From the entries below, copy out every line with "Información" in it.

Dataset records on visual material
■ ■ ■ ■ ■
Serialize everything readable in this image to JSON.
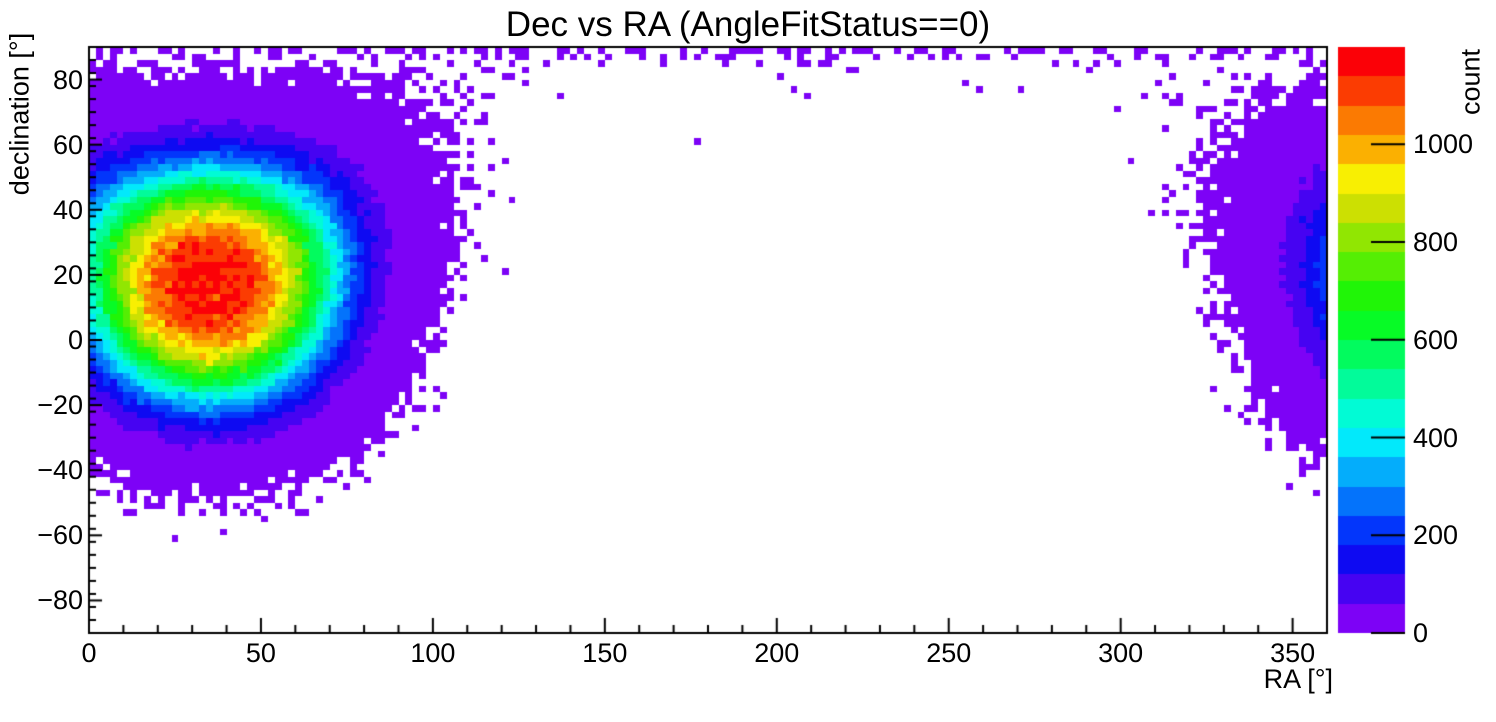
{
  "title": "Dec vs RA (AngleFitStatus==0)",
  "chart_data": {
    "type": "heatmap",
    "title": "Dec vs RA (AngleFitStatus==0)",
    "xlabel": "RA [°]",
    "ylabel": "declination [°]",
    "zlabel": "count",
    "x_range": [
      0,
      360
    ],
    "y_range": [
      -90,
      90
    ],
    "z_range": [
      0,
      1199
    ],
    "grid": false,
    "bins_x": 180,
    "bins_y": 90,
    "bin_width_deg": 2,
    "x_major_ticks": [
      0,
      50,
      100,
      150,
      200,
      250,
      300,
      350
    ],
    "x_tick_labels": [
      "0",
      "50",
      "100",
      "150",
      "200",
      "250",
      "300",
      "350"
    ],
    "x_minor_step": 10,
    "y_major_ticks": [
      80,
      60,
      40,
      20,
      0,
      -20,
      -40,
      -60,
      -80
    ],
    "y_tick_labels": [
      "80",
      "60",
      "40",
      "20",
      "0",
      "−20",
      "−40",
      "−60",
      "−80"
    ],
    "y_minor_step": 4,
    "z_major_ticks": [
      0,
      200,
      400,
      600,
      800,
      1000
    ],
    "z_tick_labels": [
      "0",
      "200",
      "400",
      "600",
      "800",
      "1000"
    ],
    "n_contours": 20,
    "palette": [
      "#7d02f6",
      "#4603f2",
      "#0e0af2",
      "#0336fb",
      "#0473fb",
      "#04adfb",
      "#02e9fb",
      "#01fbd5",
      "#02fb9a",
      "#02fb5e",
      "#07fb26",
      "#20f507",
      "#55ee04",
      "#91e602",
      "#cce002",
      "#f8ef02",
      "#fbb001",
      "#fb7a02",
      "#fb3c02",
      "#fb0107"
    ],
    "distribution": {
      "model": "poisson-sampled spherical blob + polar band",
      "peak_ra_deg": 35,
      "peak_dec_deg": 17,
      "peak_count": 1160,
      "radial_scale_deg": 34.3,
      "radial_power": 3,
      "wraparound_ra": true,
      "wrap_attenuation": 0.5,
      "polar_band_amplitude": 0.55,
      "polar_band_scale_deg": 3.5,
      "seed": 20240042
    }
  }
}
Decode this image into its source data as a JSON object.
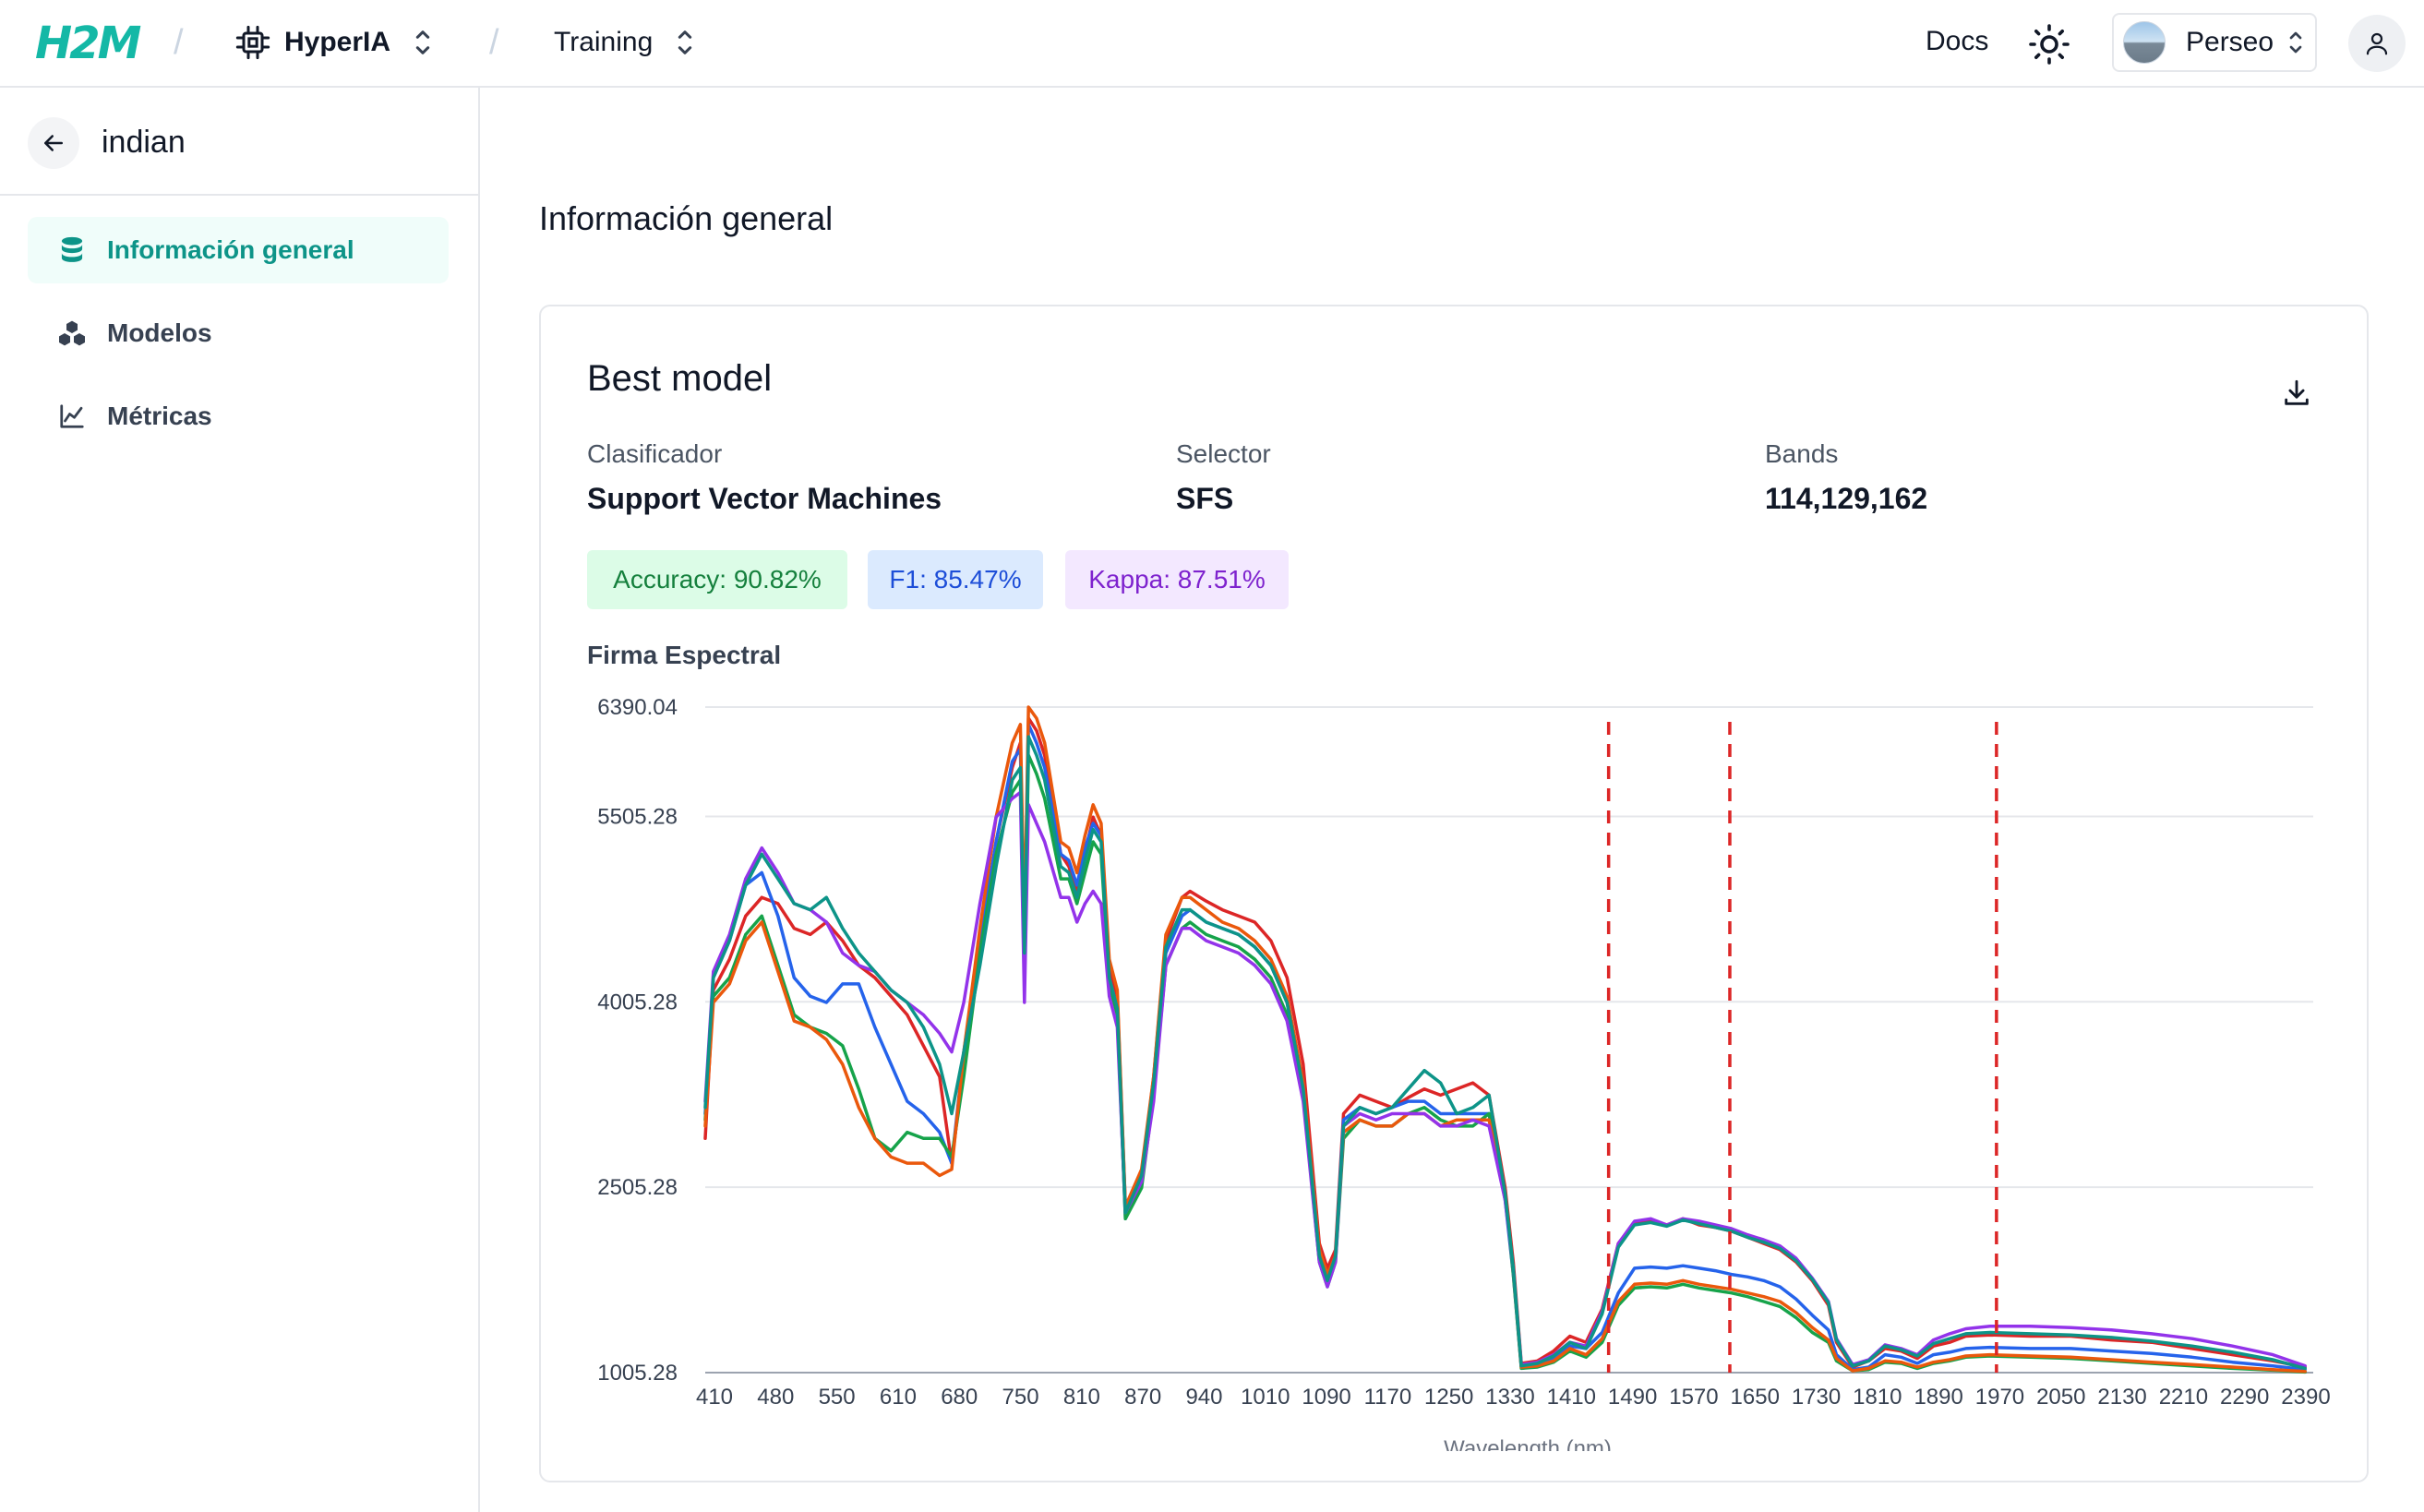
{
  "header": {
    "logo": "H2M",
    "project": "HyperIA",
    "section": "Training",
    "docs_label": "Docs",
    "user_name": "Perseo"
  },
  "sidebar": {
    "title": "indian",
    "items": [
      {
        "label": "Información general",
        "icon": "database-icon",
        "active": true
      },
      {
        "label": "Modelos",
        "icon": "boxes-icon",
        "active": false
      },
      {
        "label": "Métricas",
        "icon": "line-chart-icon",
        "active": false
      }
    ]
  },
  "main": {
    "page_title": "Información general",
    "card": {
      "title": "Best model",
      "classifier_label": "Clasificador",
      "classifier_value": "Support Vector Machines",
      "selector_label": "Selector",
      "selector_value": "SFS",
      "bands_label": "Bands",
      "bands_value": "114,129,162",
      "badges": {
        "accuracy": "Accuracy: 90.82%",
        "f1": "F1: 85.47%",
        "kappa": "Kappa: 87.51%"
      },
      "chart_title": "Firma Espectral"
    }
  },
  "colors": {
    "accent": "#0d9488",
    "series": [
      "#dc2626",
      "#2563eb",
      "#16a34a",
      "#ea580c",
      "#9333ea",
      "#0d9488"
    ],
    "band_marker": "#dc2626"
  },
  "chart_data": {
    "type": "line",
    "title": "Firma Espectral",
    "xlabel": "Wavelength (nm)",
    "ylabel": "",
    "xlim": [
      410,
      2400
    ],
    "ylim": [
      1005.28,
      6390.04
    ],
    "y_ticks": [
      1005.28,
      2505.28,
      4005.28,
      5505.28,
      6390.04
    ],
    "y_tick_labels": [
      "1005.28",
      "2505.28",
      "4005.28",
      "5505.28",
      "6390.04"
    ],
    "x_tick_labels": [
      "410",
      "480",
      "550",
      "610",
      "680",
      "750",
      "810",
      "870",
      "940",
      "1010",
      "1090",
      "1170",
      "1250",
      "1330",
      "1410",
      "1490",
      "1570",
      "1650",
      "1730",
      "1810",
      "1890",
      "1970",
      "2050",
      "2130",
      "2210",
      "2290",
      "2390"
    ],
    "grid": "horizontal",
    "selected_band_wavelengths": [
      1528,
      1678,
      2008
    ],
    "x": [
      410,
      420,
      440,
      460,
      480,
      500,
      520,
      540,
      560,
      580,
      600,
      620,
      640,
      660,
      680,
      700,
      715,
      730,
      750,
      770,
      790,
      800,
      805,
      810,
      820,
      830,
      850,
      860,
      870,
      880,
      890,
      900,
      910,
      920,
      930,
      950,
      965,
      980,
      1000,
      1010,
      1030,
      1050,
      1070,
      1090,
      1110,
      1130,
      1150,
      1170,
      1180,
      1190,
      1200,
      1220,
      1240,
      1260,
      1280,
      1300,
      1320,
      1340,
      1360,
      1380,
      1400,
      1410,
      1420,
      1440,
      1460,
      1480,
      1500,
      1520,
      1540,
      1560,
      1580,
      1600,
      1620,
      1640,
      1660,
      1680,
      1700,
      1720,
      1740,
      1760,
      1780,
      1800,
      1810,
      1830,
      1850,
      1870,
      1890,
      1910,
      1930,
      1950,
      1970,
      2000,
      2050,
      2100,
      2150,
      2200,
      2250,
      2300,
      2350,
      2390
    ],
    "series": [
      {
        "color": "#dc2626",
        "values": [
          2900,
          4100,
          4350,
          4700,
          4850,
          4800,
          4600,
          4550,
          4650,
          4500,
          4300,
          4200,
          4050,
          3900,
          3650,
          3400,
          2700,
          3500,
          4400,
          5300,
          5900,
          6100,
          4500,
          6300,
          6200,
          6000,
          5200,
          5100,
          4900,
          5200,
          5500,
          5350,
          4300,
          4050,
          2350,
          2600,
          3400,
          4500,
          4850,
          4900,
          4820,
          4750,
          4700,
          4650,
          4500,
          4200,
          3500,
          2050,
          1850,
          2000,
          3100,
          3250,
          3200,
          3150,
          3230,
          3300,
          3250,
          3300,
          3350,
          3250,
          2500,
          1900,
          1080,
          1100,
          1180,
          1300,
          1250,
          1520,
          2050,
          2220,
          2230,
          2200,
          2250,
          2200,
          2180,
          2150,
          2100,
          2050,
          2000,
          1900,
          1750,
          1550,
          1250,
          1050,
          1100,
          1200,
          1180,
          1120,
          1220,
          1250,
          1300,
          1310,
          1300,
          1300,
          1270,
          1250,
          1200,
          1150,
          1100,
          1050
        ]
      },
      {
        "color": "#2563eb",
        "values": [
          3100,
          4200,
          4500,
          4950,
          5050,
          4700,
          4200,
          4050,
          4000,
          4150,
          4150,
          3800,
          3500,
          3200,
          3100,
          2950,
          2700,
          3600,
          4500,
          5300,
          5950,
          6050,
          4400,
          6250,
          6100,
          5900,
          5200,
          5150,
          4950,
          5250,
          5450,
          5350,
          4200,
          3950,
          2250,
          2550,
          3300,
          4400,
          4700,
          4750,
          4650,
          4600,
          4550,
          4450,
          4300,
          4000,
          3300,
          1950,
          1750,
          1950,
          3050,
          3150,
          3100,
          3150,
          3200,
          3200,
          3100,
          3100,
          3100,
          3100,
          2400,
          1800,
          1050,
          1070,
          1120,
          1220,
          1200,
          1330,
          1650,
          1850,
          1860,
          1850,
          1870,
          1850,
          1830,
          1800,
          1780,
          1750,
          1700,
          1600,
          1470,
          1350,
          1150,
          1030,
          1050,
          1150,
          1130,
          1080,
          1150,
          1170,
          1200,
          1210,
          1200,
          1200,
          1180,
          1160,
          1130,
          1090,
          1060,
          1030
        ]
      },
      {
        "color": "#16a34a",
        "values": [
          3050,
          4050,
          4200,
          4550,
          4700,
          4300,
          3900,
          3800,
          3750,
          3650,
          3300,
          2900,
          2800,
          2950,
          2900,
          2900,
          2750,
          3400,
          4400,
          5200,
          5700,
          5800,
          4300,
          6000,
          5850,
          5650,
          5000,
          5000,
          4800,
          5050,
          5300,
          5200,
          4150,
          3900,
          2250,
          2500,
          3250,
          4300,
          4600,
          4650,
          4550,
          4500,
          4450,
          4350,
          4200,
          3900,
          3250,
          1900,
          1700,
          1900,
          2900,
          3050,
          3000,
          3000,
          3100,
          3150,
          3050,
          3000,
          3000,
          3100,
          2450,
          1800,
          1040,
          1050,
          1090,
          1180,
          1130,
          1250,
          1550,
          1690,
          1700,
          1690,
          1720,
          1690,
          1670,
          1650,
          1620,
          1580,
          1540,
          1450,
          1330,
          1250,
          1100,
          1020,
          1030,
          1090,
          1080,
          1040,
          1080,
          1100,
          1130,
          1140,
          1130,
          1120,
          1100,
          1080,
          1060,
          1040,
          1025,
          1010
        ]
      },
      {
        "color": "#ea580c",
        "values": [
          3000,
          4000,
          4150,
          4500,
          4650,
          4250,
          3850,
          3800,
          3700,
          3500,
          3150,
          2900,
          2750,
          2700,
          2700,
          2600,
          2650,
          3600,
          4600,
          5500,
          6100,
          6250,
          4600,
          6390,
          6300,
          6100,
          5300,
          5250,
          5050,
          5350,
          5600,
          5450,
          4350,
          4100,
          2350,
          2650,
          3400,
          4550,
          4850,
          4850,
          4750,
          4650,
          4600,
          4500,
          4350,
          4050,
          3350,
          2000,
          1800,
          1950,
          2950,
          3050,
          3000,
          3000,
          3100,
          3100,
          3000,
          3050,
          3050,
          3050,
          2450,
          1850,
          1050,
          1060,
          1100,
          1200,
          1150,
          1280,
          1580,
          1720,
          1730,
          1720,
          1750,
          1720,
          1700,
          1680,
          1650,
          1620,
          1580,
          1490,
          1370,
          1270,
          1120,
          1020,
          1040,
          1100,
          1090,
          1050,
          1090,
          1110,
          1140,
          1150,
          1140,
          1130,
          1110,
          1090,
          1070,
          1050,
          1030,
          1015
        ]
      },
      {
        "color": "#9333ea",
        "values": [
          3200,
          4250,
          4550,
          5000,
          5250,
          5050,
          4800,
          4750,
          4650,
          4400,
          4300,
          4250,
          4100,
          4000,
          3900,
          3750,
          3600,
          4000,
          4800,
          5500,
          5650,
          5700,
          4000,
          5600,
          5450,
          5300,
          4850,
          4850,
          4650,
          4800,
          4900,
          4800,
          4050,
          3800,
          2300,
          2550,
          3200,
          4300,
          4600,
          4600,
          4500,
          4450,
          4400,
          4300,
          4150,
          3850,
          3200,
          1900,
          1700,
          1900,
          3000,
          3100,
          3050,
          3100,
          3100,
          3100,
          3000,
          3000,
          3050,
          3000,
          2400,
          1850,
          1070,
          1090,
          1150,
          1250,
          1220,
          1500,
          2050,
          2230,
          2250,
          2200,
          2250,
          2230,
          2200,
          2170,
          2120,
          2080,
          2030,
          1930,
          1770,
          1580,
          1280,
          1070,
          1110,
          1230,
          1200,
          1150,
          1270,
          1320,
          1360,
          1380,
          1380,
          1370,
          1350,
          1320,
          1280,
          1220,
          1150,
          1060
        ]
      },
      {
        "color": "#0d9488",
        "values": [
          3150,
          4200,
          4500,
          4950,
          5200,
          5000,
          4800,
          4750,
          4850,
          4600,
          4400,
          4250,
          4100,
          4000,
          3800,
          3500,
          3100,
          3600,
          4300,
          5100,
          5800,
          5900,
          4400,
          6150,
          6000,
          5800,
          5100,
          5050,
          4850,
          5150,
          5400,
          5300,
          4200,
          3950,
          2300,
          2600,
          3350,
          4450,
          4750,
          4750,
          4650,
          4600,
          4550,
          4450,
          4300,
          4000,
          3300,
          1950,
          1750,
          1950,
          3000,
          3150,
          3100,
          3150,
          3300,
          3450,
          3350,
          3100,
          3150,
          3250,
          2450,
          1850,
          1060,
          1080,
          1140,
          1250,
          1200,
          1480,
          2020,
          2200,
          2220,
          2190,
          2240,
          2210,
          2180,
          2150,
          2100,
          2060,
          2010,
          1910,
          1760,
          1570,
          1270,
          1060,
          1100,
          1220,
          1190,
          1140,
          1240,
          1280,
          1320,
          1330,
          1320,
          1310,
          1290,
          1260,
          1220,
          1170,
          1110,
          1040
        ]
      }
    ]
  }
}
■ ■ ■ ■ ■
» Exercise solution
        "label": "Información general",
    "page_title": "Información general",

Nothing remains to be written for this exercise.